> [RAW RECORDS]
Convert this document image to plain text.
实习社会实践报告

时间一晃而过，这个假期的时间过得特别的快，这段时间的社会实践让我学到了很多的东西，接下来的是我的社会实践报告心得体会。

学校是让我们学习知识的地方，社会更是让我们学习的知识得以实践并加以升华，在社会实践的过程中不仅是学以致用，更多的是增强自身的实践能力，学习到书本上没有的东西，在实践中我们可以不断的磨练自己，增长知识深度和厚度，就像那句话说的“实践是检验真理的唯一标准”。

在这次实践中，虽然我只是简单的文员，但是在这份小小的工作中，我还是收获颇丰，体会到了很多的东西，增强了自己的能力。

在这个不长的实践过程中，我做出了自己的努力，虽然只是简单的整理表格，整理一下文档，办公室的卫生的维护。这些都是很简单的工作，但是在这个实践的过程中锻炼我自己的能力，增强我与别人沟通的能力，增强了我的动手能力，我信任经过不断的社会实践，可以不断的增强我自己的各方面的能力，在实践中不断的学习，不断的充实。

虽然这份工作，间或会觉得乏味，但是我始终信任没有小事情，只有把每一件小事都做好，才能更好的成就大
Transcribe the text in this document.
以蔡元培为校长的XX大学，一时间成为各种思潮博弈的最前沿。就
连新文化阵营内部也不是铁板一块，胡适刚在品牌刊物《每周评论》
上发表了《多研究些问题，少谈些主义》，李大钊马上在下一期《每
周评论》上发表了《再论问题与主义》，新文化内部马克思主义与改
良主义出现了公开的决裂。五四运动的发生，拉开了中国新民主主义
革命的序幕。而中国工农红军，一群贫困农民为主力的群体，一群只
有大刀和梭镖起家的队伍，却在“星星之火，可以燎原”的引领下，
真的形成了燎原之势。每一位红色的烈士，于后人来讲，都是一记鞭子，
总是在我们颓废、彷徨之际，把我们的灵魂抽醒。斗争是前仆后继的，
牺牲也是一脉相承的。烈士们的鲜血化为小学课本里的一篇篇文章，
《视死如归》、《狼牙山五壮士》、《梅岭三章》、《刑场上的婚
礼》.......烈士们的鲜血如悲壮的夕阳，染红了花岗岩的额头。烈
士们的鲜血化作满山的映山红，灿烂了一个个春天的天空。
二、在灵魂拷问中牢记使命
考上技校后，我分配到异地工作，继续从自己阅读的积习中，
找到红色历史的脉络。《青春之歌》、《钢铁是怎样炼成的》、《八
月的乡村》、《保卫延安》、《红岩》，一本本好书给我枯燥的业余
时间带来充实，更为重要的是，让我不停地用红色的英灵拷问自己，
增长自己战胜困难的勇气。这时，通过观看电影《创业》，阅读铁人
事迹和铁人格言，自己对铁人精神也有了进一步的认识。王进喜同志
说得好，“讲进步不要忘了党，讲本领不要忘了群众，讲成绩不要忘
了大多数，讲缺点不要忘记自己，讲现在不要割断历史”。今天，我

> [WRITTEN INSTRUCTION] Give back the lines of the listing from the one with "Transcribe the text in this document." through the end, both included, exactly as written and with nothing added.

> [SOLVED EXERCISE]
Transcribe the text in this document.
以蔡元培为校长的XX大学，一时间成为各种思潮博弈的最前沿。就
连新文化阵营内部也不是铁板一块，胡适刚在品牌刊物《每周评论》
上发表了《多研究些问题，少谈些主义》，李大钊马上在下一期《每
周评论》上发表了《再论问题与主义》，新文化内部马克思主义与改
良主义出现了公开的决裂。五四运动的发生，拉开了中国新民主主义
革命的序幕。而中国工农红军，一群贫困农民为主力的群体，一群只
有大刀和梭镖起家的队伍，却在“星星之火，可以燎原”的引领下，
真的形成了燎原之势。每一位红色的烈士，于后人来讲，都是一记鞭子，
总是在我们颓废、彷徨之际，把我们的灵魂抽醒。斗争是前仆后继的，
牺牲也是一脉相承的。烈士们的鲜血化为小学课本里的一篇篇文章，
《视死如归》、《狼牙山五壮士》、《梅岭三章》、《刑场上的婚
礼》.......烈士们的鲜血如悲壮的夕阳，染红了花岗岩的额头。烈
士们的鲜血化作满山的映山红，灿烂了一个个春天的天空。
二、在灵魂拷问中牢记使命
考上技校后，我分配到异地工作，继续从自己阅读的积习中，
找到红色历史的脉络。《青春之歌》、《钢铁是怎样炼成的》、《八
月的乡村》、《保卫延安》、《红岩》，一本本好书给我枯燥的业余
时间带来充实，更为重要的是，让我不停地用红色的英灵拷问自己，
增长自己战胜困难的勇气。这时，通过观看电影《创业》，阅读铁人
事迹和铁人格言，自己对铁人精神也有了进一步的认识。王进喜同志
说得好，“讲进步不要忘了党，讲本领不要忘了群众，讲成绩不要忘
了大多数，讲缺点不要忘记自己，讲现在不要割断历史”。今天，我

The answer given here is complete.